Stored items from a collection.
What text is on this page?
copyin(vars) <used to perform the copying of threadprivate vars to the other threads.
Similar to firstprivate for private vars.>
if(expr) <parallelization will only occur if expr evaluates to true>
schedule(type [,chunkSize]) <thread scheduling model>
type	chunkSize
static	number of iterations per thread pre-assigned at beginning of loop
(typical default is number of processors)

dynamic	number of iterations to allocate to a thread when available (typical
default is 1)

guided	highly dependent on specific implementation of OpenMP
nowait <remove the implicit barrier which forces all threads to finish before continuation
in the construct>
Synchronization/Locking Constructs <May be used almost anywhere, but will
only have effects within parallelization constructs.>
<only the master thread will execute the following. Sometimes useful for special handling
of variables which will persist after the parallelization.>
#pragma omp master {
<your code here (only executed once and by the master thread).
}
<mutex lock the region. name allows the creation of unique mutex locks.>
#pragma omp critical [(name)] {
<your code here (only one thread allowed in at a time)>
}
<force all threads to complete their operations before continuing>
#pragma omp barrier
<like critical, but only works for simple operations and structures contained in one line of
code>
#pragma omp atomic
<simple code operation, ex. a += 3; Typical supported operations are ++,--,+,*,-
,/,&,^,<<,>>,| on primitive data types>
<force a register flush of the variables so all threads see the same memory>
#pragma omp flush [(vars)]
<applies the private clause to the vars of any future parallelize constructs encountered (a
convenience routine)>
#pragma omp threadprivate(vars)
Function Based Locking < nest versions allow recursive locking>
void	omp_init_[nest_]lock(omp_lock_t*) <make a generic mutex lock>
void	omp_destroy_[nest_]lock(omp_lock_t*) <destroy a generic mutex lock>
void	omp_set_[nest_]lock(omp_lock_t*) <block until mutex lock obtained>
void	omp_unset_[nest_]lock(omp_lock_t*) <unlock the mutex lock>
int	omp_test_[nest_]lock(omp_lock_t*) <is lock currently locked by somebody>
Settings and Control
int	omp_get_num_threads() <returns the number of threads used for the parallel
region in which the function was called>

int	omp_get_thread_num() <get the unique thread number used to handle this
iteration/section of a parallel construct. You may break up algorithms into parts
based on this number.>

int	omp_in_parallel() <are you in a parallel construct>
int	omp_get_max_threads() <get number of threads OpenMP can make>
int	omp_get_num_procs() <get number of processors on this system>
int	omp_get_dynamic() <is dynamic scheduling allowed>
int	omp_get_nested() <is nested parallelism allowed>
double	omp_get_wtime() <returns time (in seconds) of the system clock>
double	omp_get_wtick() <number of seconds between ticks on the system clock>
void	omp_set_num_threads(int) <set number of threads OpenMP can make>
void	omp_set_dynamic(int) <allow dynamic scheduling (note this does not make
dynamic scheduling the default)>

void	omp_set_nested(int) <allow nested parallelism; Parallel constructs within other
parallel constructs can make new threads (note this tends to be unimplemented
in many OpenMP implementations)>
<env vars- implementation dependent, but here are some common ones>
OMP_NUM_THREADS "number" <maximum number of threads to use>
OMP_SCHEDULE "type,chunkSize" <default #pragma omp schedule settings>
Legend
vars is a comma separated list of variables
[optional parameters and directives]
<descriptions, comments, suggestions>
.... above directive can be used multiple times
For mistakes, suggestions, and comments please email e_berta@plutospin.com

Short exercise. Using the listing above, gather each line that holds the string "chunkSize" and copy it.

Task response.
schedule(type [,chunkSize]) <thread scheduling model>
type	chunkSize
OMP_SCHEDULE "type,chunkSize" <default #pragma omp schedule settings>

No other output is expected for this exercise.